──────── Entries shown ────────
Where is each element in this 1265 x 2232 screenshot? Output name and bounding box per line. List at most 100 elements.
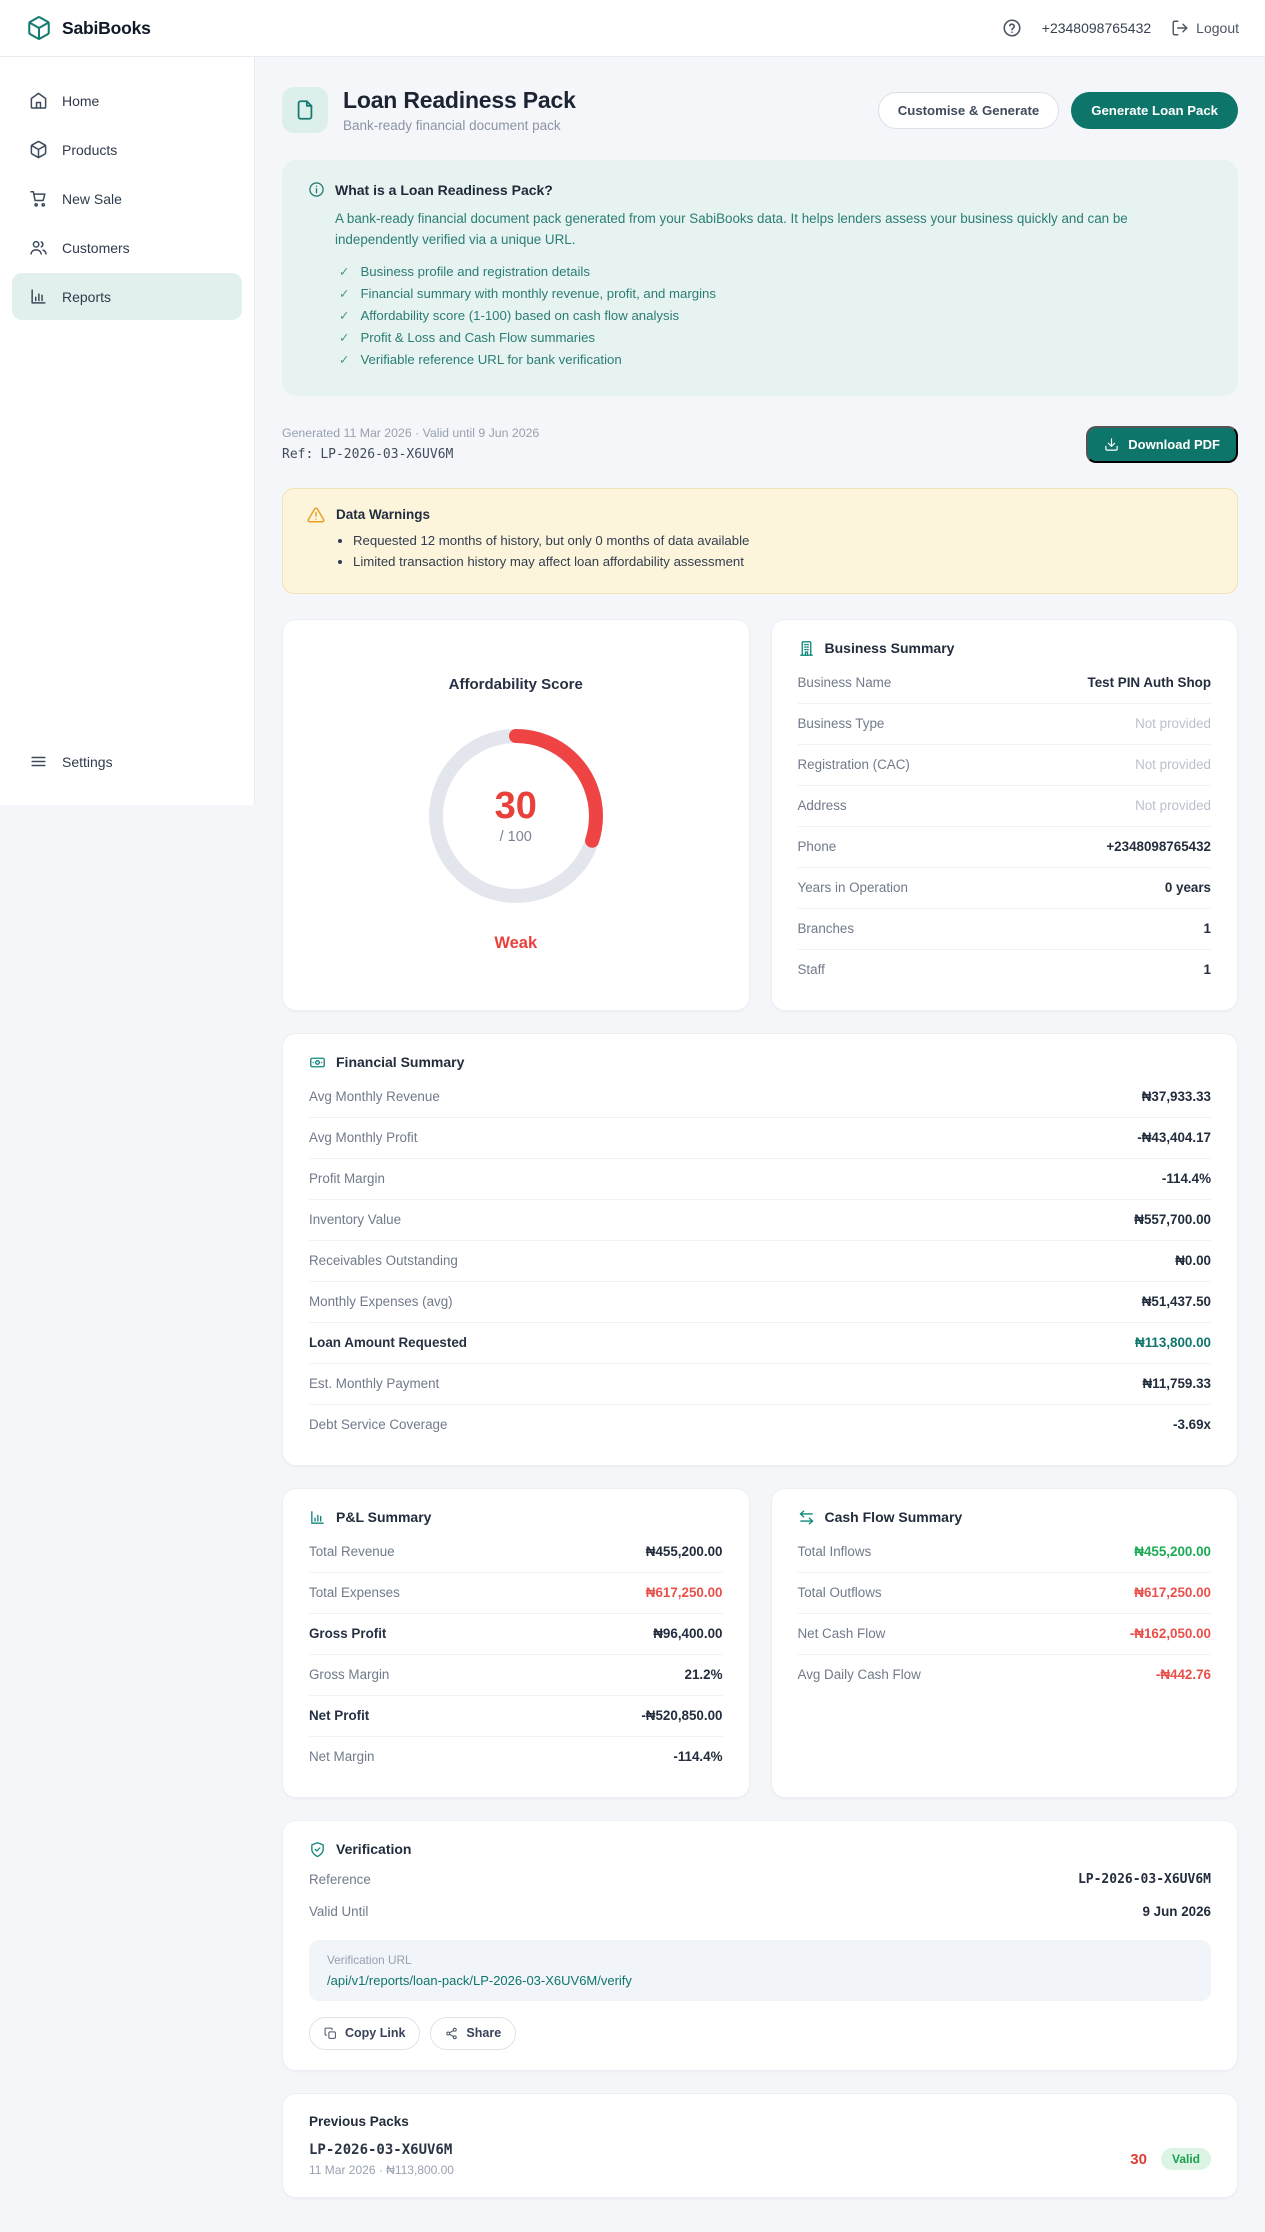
box-icon [29,140,48,159]
row-label: Avg Monthly Revenue [309,1089,440,1105]
sidebar-item-home[interactable]: Home [12,77,242,124]
row-label: Gross Profit [309,1626,387,1642]
logout-button[interactable]: Logout [1171,19,1239,37]
summary-row: Gross Margin 21.2% [309,1655,723,1696]
row-label: Total Outflows [797,1585,882,1601]
shield-check-icon [309,1841,326,1858]
sidebar-item-new-sale[interactable]: New Sale [12,175,242,222]
ref-value: LP-2026-03-X6UV6M [320,447,454,463]
row-label: Inventory Value [309,1212,402,1228]
checklist-item: Affordability score (1-100) based on cas… [339,308,1212,323]
row-label: Receivables Outstanding [309,1253,458,1269]
pack-reference: LP-2026-03-X6UV6M [309,2141,453,2158]
verification-card: Verification Reference LP-2026-03-X6UV6M V… [282,1819,1238,2071]
summary-row: Total Inflows ₦455,200.00 [797,1532,1211,1573]
row-value: ₦11,759.33 [1142,1376,1211,1392]
row-label: Profit Margin [309,1171,385,1187]
customise-generate-button[interactable]: Customise & Generate [877,91,1060,129]
row-value: 21.2% [684,1667,723,1683]
share-button[interactable]: Share [430,2016,517,2050]
copy-link-button[interactable]: Copy Link [309,2016,421,2050]
page-actions: Customise & Generate Generate Loan Pack [877,91,1238,129]
row-value: ₦51,437.50 [1141,1294,1211,1310]
topbar-right: +2348098765432 Logout [1002,18,1239,38]
summary-row: Net Profit -₦520,850.00 [309,1696,723,1737]
pl-summary-header: P&L Summary [309,1509,723,1526]
summary-row: Registration (CAC) Not provided [797,745,1211,786]
row-value: ₦455,200.00 [1134,1544,1211,1560]
warnings-header: Data Warnings [307,506,1213,524]
row-value: ₦96,400.00 [653,1626,723,1642]
download-pdf-button[interactable]: Download PDF [1086,425,1238,463]
affordability-score-card: Affordability Score 30 / 100 Weak [282,618,750,1011]
summary-row: Valid Until 9 Jun 2026 [309,1896,1211,1928]
row-label: Total Inflows [797,1544,872,1560]
brand-name: SabiBooks [62,17,151,38]
row-label: Total Revenue [309,1544,395,1560]
warnings-list: Requested 12 months of history, but only… [353,533,1213,569]
summary-row: Branches 1 [797,909,1211,950]
bar-chart-icon [309,1509,326,1526]
row-label: Avg Monthly Profit [309,1130,418,1146]
row-label: Net Profit [309,1708,370,1724]
row-label: Net Cash Flow [797,1626,886,1642]
main-content: Loan Readiness Pack Bank-ready financial… [255,57,1265,2232]
row-label: Branches [797,921,855,937]
pack-status-group: 30 Valid [1130,2148,1211,2171]
score-value: 30 [494,785,537,828]
row-value: 9 Jun 2026 [1142,1904,1211,1920]
row-label: Total Expenses [309,1585,400,1601]
summary-row: Business Type Not provided [797,704,1211,745]
sidebar-item-customers[interactable]: Customers [12,224,242,271]
summary-row: Total Revenue ₦455,200.00 [309,1532,723,1573]
row-label: Avg Daily Cash Flow [797,1667,921,1683]
row-value: -₦442.76 [1155,1667,1211,1683]
page-titles: Loan Readiness Pack Bank-ready financial… [343,87,576,133]
verification-url[interactable]: /api/v1/reports/loan-pack/LP-2026-03-X6U… [327,1973,1193,1988]
row-value: 1 [1203,962,1211,978]
summary-row: Reference LP-2026-03-X6UV6M [309,1864,1211,1896]
reference-line: Ref: LP-2026-03-X6UV6M [282,447,539,462]
summary-row: Business Name Test PIN Auth Shop [797,663,1211,704]
row-value: -₦162,050.00 [1129,1626,1211,1642]
pack-meta: 11 Mar 2026 · ₦113,800.00 [309,2162,454,2177]
row-value: -114.4% [1161,1171,1211,1187]
home-icon [29,91,48,110]
cashflow-summary-header: Cash Flow Summary [798,1509,1212,1526]
help-icon[interactable] [1002,18,1022,38]
affordability-title: Affordability Score [448,676,583,694]
sidebar-item-label: Products [62,141,118,158]
business-summary-table: Business Name Test PIN Auth Shop Business … [797,663,1212,990]
previous-pack-row[interactable]: LP-2026-03-X6UV6M 11 Mar 2026 · ₦113,800.… [309,2142,1211,2177]
score-rating: Weak [494,934,538,953]
sidebar-item-label: New Sale [62,190,122,207]
business-summary-card: Business Summary Business Name Test PIN A… [770,618,1238,1011]
pack-info: LP-2026-03-X6UV6M 11 Mar 2026 · ₦113,800.… [309,2142,454,2177]
row-value: ₦455,200.00 [645,1544,723,1560]
info-card: What is a Loan Readiness Pack? A bank-re… [282,160,1238,396]
verification-table: Reference LP-2026-03-X6UV6M Valid Until 9 J… [309,1864,1211,1928]
row-value: ₦113,800.00 [1135,1335,1211,1351]
checklist-item: Financial summary with monthly revenue, … [339,286,1212,301]
sidebar-item-settings[interactable]: Settings [12,738,242,785]
summary-row: Total Outflows ₦617,250.00 [797,1573,1211,1614]
warning-item: Requested 12 months of history, but only… [353,533,1213,548]
summary-row: Staff 1 [798,950,1212,990]
row-value: Not provided [1135,798,1211,814]
row-label: Phone [797,839,837,855]
menu-icon [29,752,48,771]
generate-loan-pack-button[interactable]: Generate Loan Pack [1071,91,1238,129]
row-value: 0 years [1164,880,1211,896]
row-label: Valid Until [309,1904,369,1920]
sidebar-nav: Home Products New Sale Customers Reports [0,77,254,322]
business-summary-header: Business Summary [798,640,1212,657]
summary-row: Net Margin -114.4% [309,1737,723,1777]
pack-meta-row: Generated 11 Mar 2026 · Valid until 9 Ju… [282,425,1238,463]
sidebar-item-reports[interactable]: Reports [12,273,242,320]
summary-row: Phone +2348098765432 [797,827,1211,868]
sidebar-item-products[interactable]: Products [12,126,242,173]
summary-row: Avg Monthly Profit -₦43,404.17 [309,1118,1211,1159]
info-title: What is a Loan Readiness Pack? [335,181,553,198]
document-icon [282,87,328,133]
sidebar: Home Products New Sale Customers Reports Set… [0,57,255,805]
────────
• [Instruction]:
Lay out the part of the items that opens with the line containing "box-icon [29,140,48,159]" and closes with the line containing "verification-card: Verification Reference" as a Markdown table with the columns Row and Listing line. Include both of those lines, number each row, and leave out any blank lines.

• [Reply]:
| Row | Listing line |
|---|---|
| 1 | box-icon [29,140,48,159] |
| 2 | row-label: Avg Monthly Revenue [309,1089,440,1105] |
| 3 | sidebar-item-home[interactable]: Home [12,77,242,124] |
| 4 | row-label: Gross Profit [309,1626,387,1642] |
| 5 | logout-button[interactable]: Logout [1171,19,1239,37] |
| 6 | summary-row: Gross Margin 21.2% [309,1655,723,1696] |
| 7 | row-label: Total Outflows [797,1585,882,1601] |
| 8 | shield-check-icon [309,1841,326,1858] |
| 9 | sidebar-item-new-sale[interactable]: New Sale [12,175,242,222] |
| 10 | ref-value: LP-2026-03-X6UV6M [320,447,454,463] |
| 11 | row-label: Inventory Value [309,1212,402,1228] |
| 12 | checklist-item: Affordability score (1-100) based on cas… [339,308,1212,323] |
| 13 | row-label: Receivables Outstanding [309,1253,458,1269] |
| 14 | pack-reference: LP-2026-03-X6UV6M [309,2141,453,2158] |
| 15 | verification-card: Verification Reference LP-2026-03-X6UV6M V… [282,1819,1238,2071] |